───── DATA SHOWN ─────
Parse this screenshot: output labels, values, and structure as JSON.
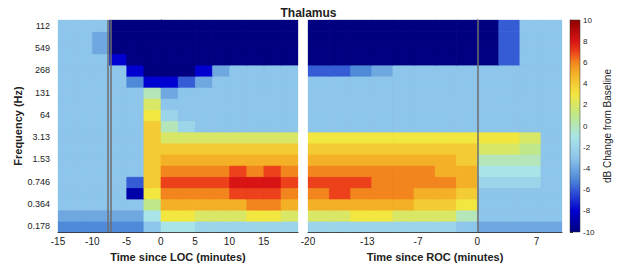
{
  "chart_data": {
    "type": "heatmap",
    "title": "Thalamus",
    "ylabel": "Frequency (Hz)",
    "y": [
      0.178,
      null,
      0.364,
      null,
      0.746,
      null,
      1.53,
      null,
      3.13,
      null,
      64,
      null,
      131,
      null,
      268,
      null,
      549,
      null,
      112
    ],
    "colorbar": {
      "label": "dB Change from Baseline",
      "range": [
        -10,
        10
      ],
      "ticks": [
        -10,
        -8,
        -6,
        -4,
        -2,
        0,
        2,
        4,
        6,
        8,
        10
      ]
    },
    "panels": [
      {
        "xlabel": "Time since LOC (minutes)",
        "xlim": [
          -15,
          20
        ],
        "xticks": [
          -15,
          -10,
          -5,
          0,
          5,
          10,
          15
        ],
        "vlines": [
          -7.7,
          -7.3
        ],
        "x": [
          -13.75,
          -11.25,
          -8.75,
          -6.25,
          -3.75,
          -1.25,
          1.25,
          3.75,
          6.25,
          8.75,
          11.25,
          13.75,
          16.25,
          18.75
        ],
        "cells": [
          [
            -5,
            -5,
            -5,
            -5,
            -5,
            -3,
            -1,
            -1,
            -2,
            -2,
            -2,
            -2,
            -2,
            -2
          ],
          [
            -4,
            -4,
            -4,
            -4,
            -4,
            -1,
            3,
            3,
            2,
            2,
            2,
            3,
            3,
            2
          ],
          [
            -3,
            -3,
            -3,
            -3,
            -3,
            1,
            5,
            5,
            5,
            5,
            5,
            6,
            6,
            5
          ],
          [
            -3,
            -3,
            -3,
            -3,
            -9,
            3,
            6,
            6,
            6,
            6,
            7,
            7,
            7,
            6
          ],
          [
            -3,
            -3,
            -3,
            -3,
            -6,
            4,
            7,
            7,
            7,
            7,
            8,
            8,
            8,
            7
          ],
          [
            -3,
            -3,
            -3,
            -3,
            -3,
            4,
            6,
            6,
            6,
            6,
            7,
            6,
            7,
            6
          ],
          [
            -3,
            -3,
            -3,
            -3,
            -3,
            4,
            5,
            5,
            5,
            5,
            5,
            5,
            5,
            5
          ],
          [
            -3,
            -3,
            -3,
            -3,
            -3,
            4,
            4,
            4,
            4,
            4,
            4,
            4,
            4,
            4
          ],
          [
            -3,
            -3,
            -3,
            -3,
            -3,
            4,
            2,
            2,
            2,
            2,
            2,
            2,
            2,
            2
          ],
          [
            -3,
            -3,
            -3,
            -3,
            -3,
            4,
            0,
            -2,
            -3,
            -3,
            -3,
            -3,
            -3,
            -3
          ],
          [
            -3,
            -3,
            -3,
            -3,
            -3,
            3,
            -2,
            -3,
            -3,
            -3,
            -3,
            -3,
            -3,
            -3
          ],
          [
            -3,
            -3,
            -3,
            -3,
            -3,
            2,
            -3,
            -3,
            -3,
            -3,
            -3,
            -3,
            -3,
            -3
          ],
          [
            -3,
            -3,
            -3,
            -3,
            -3,
            0,
            -4,
            -3,
            -3,
            -3,
            -3,
            -3,
            -3,
            -3
          ],
          [
            -3,
            -3,
            -3,
            -3,
            -5,
            -8,
            -8,
            -6,
            -4,
            -3,
            -3,
            -3,
            -3,
            -3
          ],
          [
            -3,
            -3,
            -3,
            -3,
            -8,
            -10,
            -10,
            -10,
            -8,
            -4,
            -3,
            -3,
            -3,
            -3
          ],
          [
            -3,
            -3,
            -3,
            -8,
            -10,
            -10,
            -10,
            -10,
            -10,
            -10,
            -10,
            -10,
            -10,
            -10
          ],
          [
            -3,
            -3,
            -4,
            -10,
            -10,
            -10,
            -10,
            -10,
            -10,
            -10,
            -10,
            -10,
            -10,
            -10
          ],
          [
            -3,
            -3,
            -4,
            -10,
            -10,
            -10,
            -10,
            -10,
            -10,
            -10,
            -10,
            -10,
            -10,
            -10
          ],
          [
            -3,
            -3,
            -3,
            -10,
            -10,
            -10,
            -10,
            -10,
            -10,
            -10,
            -10,
            -10,
            -10,
            -10
          ]
        ]
      },
      {
        "xlabel": "Time since ROC (minutes)",
        "xlim": [
          -20,
          10
        ],
        "xticks": [
          -20,
          -13,
          -7,
          0,
          7
        ],
        "vlines": [
          0
        ],
        "x": [
          -18.75,
          -16.25,
          -13.75,
          -11.25,
          -8.75,
          -6.25,
          -3.75,
          -1.25,
          1.25,
          3.75,
          6.25,
          8.75
        ],
        "cells": [
          [
            -2,
            -2,
            -2,
            -2,
            -2,
            -2,
            -2,
            -3,
            -4,
            -4,
            -4,
            -4
          ],
          [
            2,
            2,
            3,
            3,
            2,
            2,
            2,
            0,
            -3,
            -3,
            -3,
            -3
          ],
          [
            5,
            5,
            5,
            5,
            5,
            4,
            4,
            3,
            -3,
            -3,
            -3,
            -3
          ],
          [
            6,
            7,
            6,
            6,
            6,
            5,
            5,
            4,
            -3,
            -3,
            -3,
            -3
          ],
          [
            7,
            7,
            7,
            6,
            6,
            6,
            6,
            5,
            -2,
            -2,
            -2,
            -3
          ],
          [
            6,
            6,
            6,
            6,
            6,
            6,
            5,
            5,
            -1,
            -1,
            -1,
            -3
          ],
          [
            5,
            5,
            5,
            5,
            5,
            5,
            5,
            4,
            0,
            0,
            0,
            -3
          ],
          [
            4,
            4,
            4,
            4,
            4,
            4,
            4,
            4,
            2,
            2,
            1,
            -3
          ],
          [
            3,
            3,
            3,
            3,
            3,
            3,
            3,
            3,
            3,
            3,
            2,
            -3
          ],
          [
            -3,
            -3,
            -3,
            -3,
            -3,
            -3,
            -3,
            -3,
            -3,
            -3,
            -3,
            -3
          ],
          [
            -3,
            -3,
            -3,
            -3,
            -3,
            -3,
            -3,
            -3,
            -3,
            -3,
            -3,
            -3
          ],
          [
            -3,
            -3,
            -3,
            -3,
            -3,
            -3,
            -3,
            -3,
            -3,
            -3,
            -3,
            -3
          ],
          [
            -3,
            -3,
            -3,
            -3,
            -3,
            -3,
            -3,
            -3,
            -3,
            -3,
            -3,
            -3
          ],
          [
            -3,
            -3,
            -3,
            -3,
            -3,
            -3,
            -3,
            -3,
            -3,
            -3,
            -3,
            -3
          ],
          [
            -6,
            -6,
            -5,
            -4,
            -3,
            -3,
            -3,
            -3,
            -3,
            -3,
            -3,
            -3
          ],
          [
            -10,
            -10,
            -10,
            -10,
            -10,
            -10,
            -10,
            -10,
            -10,
            -6,
            -3,
            -3
          ],
          [
            -10,
            -10,
            -10,
            -10,
            -10,
            -10,
            -10,
            -10,
            -10,
            -6,
            -3,
            -3
          ],
          [
            -10,
            -10,
            -10,
            -10,
            -10,
            -10,
            -10,
            -10,
            -10,
            -6,
            -3,
            -3
          ],
          [
            -10,
            -10,
            -10,
            -10,
            -10,
            -10,
            -10,
            -10,
            -10,
            -6,
            -3,
            -3
          ]
        ]
      }
    ]
  }
}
─────
EXERCISE =>
Write out all the entries again, word for word, and print no images.

OUTPUT BELOW =>
Parse this screenshot: output labels, values, and structure as JSON.
{
  "chart_data": {
    "type": "heatmap",
    "title": "Thalamus",
    "ylabel": "Frequency (Hz)",
    "y": [
      0.178,
      null,
      0.364,
      null,
      0.746,
      null,
      1.53,
      null,
      3.13,
      null,
      64,
      null,
      131,
      null,
      268,
      null,
      549,
      null,
      112
    ],
    "colorbar": {
      "label": "dB Change from Baseline",
      "range": [
        -10,
        10
      ],
      "ticks": [
        -10,
        -8,
        -6,
        -4,
        -2,
        0,
        2,
        4,
        6,
        8,
        10
      ]
    },
    "panels": [
      {
        "xlabel": "Time since LOC (minutes)",
        "xlim": [
          -15,
          20
        ],
        "xticks": [
          -15,
          -10,
          -5,
          0,
          5,
          10,
          15
        ],
        "vlines": [
          -7.7,
          -7.3
        ],
        "x": [
          -13.75,
          -11.25,
          -8.75,
          -6.25,
          -3.75,
          -1.25,
          1.25,
          3.75,
          6.25,
          8.75,
          11.25,
          13.75,
          16.25,
          18.75
        ],
        "cells": [
          [
            -5,
            -5,
            -5,
            -5,
            -5,
            -3,
            -1,
            -1,
            -2,
            -2,
            -2,
            -2,
            -2,
            -2
          ],
          [
            -4,
            -4,
            -4,
            -4,
            -4,
            -1,
            3,
            3,
            2,
            2,
            2,
            3,
            3,
            2
          ],
          [
            -3,
            -3,
            -3,
            -3,
            -3,
            1,
            5,
            5,
            5,
            5,
            5,
            6,
            6,
            5
          ],
          [
            -3,
            -3,
            -3,
            -3,
            -9,
            3,
            6,
            6,
            6,
            6,
            7,
            7,
            7,
            6
          ],
          [
            -3,
            -3,
            -3,
            -3,
            -6,
            4,
            7,
            7,
            7,
            7,
            8,
            8,
            8,
            7
          ],
          [
            -3,
            -3,
            -3,
            -3,
            -3,
            4,
            6,
            6,
            6,
            6,
            7,
            6,
            7,
            6
          ],
          [
            -3,
            -3,
            -3,
            -3,
            -3,
            4,
            5,
            5,
            5,
            5,
            5,
            5,
            5,
            5
          ],
          [
            -3,
            -3,
            -3,
            -3,
            -3,
            4,
            4,
            4,
            4,
            4,
            4,
            4,
            4,
            4
          ],
          [
            -3,
            -3,
            -3,
            -3,
            -3,
            4,
            2,
            2,
            2,
            2,
            2,
            2,
            2,
            2
          ],
          [
            -3,
            -3,
            -3,
            -3,
            -3,
            4,
            0,
            -2,
            -3,
            -3,
            -3,
            -3,
            -3,
            -3
          ],
          [
            -3,
            -3,
            -3,
            -3,
            -3,
            3,
            -2,
            -3,
            -3,
            -3,
            -3,
            -3,
            -3,
            -3
          ],
          [
            -3,
            -3,
            -3,
            -3,
            -3,
            2,
            -3,
            -3,
            -3,
            -3,
            -3,
            -3,
            -3,
            -3
          ],
          [
            -3,
            -3,
            -3,
            -3,
            -3,
            0,
            -4,
            -3,
            -3,
            -3,
            -3,
            -3,
            -3,
            -3
          ],
          [
            -3,
            -3,
            -3,
            -3,
            -5,
            -8,
            -8,
            -6,
            -4,
            -3,
            -3,
            -3,
            -3,
            -3
          ],
          [
            -3,
            -3,
            -3,
            -3,
            -8,
            -10,
            -10,
            -10,
            -8,
            -4,
            -3,
            -3,
            -3,
            -3
          ],
          [
            -3,
            -3,
            -3,
            -8,
            -10,
            -10,
            -10,
            -10,
            -10,
            -10,
            -10,
            -10,
            -10,
            -10
          ],
          [
            -3,
            -3,
            -4,
            -10,
            -10,
            -10,
            -10,
            -10,
            -10,
            -10,
            -10,
            -10,
            -10,
            -10
          ],
          [
            -3,
            -3,
            -4,
            -10,
            -10,
            -10,
            -10,
            -10,
            -10,
            -10,
            -10,
            -10,
            -10,
            -10
          ],
          [
            -3,
            -3,
            -3,
            -10,
            -10,
            -10,
            -10,
            -10,
            -10,
            -10,
            -10,
            -10,
            -10,
            -10
          ]
        ]
      },
      {
        "xlabel": "Time since ROC (minutes)",
        "xlim": [
          -20,
          10
        ],
        "xticks": [
          -20,
          -13,
          -7,
          0,
          7
        ],
        "vlines": [
          0
        ],
        "x": [
          -18.75,
          -16.25,
          -13.75,
          -11.25,
          -8.75,
          -6.25,
          -3.75,
          -1.25,
          1.25,
          3.75,
          6.25,
          8.75
        ],
        "cells": [
          [
            -2,
            -2,
            -2,
            -2,
            -2,
            -2,
            -2,
            -3,
            -4,
            -4,
            -4,
            -4
          ],
          [
            2,
            2,
            3,
            3,
            2,
            2,
            2,
            0,
            -3,
            -3,
            -3,
            -3
          ],
          [
            5,
            5,
            5,
            5,
            5,
            4,
            4,
            3,
            -3,
            -3,
            -3,
            -3
          ],
          [
            6,
            7,
            6,
            6,
            6,
            5,
            5,
            4,
            -3,
            -3,
            -3,
            -3
          ],
          [
            7,
            7,
            7,
            6,
            6,
            6,
            6,
            5,
            -2,
            -2,
            -2,
            -3
          ],
          [
            6,
            6,
            6,
            6,
            6,
            6,
            5,
            5,
            -1,
            -1,
            -1,
            -3
          ],
          [
            5,
            5,
            5,
            5,
            5,
            5,
            5,
            4,
            0,
            0,
            0,
            -3
          ],
          [
            4,
            4,
            4,
            4,
            4,
            4,
            4,
            4,
            2,
            2,
            1,
            -3
          ],
          [
            3,
            3,
            3,
            3,
            3,
            3,
            3,
            3,
            3,
            3,
            2,
            -3
          ],
          [
            -3,
            -3,
            -3,
            -3,
            -3,
            -3,
            -3,
            -3,
            -3,
            -3,
            -3,
            -3
          ],
          [
            -3,
            -3,
            -3,
            -3,
            -3,
            -3,
            -3,
            -3,
            -3,
            -3,
            -3,
            -3
          ],
          [
            -3,
            -3,
            -3,
            -3,
            -3,
            -3,
            -3,
            -3,
            -3,
            -3,
            -3,
            -3
          ],
          [
            -3,
            -3,
            -3,
            -3,
            -3,
            -3,
            -3,
            -3,
            -3,
            -3,
            -3,
            -3
          ],
          [
            -3,
            -3,
            -3,
            -3,
            -3,
            -3,
            -3,
            -3,
            -3,
            -3,
            -3,
            -3
          ],
          [
            -6,
            -6,
            -5,
            -4,
            -3,
            -3,
            -3,
            -3,
            -3,
            -3,
            -3,
            -3
          ],
          [
            -10,
            -10,
            -10,
            -10,
            -10,
            -10,
            -10,
            -10,
            -10,
            -6,
            -3,
            -3
          ],
          [
            -10,
            -10,
            -10,
            -10,
            -10,
            -10,
            -10,
            -10,
            -10,
            -6,
            -3,
            -3
          ],
          [
            -10,
            -10,
            -10,
            -10,
            -10,
            -10,
            -10,
            -10,
            -10,
            -6,
            -3,
            -3
          ],
          [
            -10,
            -10,
            -10,
            -10,
            -10,
            -10,
            -10,
            -10,
            -10,
            -6,
            -3,
            -3
          ]
        ]
      }
    ]
  }
}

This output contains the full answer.